## DIRECTIONS FOR THIS TASK
In the data below, locate each line with the word "offender" and list it.

## EXTRACTED RECORDS
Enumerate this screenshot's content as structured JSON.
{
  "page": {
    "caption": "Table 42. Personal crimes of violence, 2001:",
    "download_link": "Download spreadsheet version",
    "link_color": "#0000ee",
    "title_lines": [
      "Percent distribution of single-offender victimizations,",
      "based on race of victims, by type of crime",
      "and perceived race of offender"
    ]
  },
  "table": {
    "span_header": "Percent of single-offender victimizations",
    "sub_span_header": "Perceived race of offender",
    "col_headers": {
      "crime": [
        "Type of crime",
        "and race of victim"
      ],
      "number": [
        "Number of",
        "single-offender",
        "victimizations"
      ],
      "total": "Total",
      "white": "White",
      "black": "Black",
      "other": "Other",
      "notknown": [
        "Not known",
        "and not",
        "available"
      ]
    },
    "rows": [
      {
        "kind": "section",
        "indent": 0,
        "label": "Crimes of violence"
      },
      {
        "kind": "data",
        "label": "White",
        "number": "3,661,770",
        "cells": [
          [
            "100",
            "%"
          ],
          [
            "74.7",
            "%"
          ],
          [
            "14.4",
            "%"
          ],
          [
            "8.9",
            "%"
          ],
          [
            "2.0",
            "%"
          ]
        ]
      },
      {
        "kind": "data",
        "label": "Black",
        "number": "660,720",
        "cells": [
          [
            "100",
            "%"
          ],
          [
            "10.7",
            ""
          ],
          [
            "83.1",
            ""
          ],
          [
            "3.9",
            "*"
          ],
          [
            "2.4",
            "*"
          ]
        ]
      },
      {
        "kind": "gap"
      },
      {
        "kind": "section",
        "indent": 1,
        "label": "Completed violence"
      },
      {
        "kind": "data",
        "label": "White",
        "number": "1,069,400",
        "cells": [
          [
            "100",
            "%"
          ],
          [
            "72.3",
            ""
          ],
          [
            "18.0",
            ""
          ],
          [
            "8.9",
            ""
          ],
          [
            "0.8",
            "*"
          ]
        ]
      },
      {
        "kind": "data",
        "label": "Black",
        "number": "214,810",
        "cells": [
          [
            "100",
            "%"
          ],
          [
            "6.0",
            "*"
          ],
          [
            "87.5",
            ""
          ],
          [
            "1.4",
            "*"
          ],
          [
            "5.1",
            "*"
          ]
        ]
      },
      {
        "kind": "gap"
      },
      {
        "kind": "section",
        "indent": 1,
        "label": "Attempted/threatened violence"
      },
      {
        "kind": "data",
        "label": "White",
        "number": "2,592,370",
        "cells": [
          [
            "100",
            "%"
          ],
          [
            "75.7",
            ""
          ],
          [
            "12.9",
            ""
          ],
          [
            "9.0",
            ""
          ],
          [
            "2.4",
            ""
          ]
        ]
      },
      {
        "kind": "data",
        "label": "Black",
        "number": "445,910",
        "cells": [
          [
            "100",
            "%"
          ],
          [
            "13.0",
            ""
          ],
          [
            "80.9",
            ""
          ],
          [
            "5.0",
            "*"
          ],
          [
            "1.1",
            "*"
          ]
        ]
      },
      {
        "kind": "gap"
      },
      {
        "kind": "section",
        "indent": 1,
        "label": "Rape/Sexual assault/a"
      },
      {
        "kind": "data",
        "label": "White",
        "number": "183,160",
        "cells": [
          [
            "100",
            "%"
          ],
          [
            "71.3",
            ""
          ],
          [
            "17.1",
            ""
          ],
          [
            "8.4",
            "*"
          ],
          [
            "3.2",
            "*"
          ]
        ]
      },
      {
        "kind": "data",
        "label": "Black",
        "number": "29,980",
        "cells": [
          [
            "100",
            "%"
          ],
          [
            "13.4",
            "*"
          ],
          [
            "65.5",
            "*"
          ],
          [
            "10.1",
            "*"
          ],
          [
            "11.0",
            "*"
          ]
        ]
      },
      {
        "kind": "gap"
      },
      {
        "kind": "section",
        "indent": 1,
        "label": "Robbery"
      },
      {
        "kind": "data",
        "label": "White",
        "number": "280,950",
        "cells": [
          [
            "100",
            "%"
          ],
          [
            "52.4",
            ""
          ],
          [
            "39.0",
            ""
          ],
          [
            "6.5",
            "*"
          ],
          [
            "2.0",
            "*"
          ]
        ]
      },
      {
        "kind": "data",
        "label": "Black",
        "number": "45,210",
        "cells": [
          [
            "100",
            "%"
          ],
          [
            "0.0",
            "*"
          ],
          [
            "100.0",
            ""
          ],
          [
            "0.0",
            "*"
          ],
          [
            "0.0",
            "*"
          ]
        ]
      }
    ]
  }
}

## IN RESPONSE
      "Percent distribution of single-offender victimizations,",
      "and perceived race of offender"
    "span_header": "Percent of single-offender victimizations",
    "sub_span_header": "Perceived race of offender",
        "single-offender",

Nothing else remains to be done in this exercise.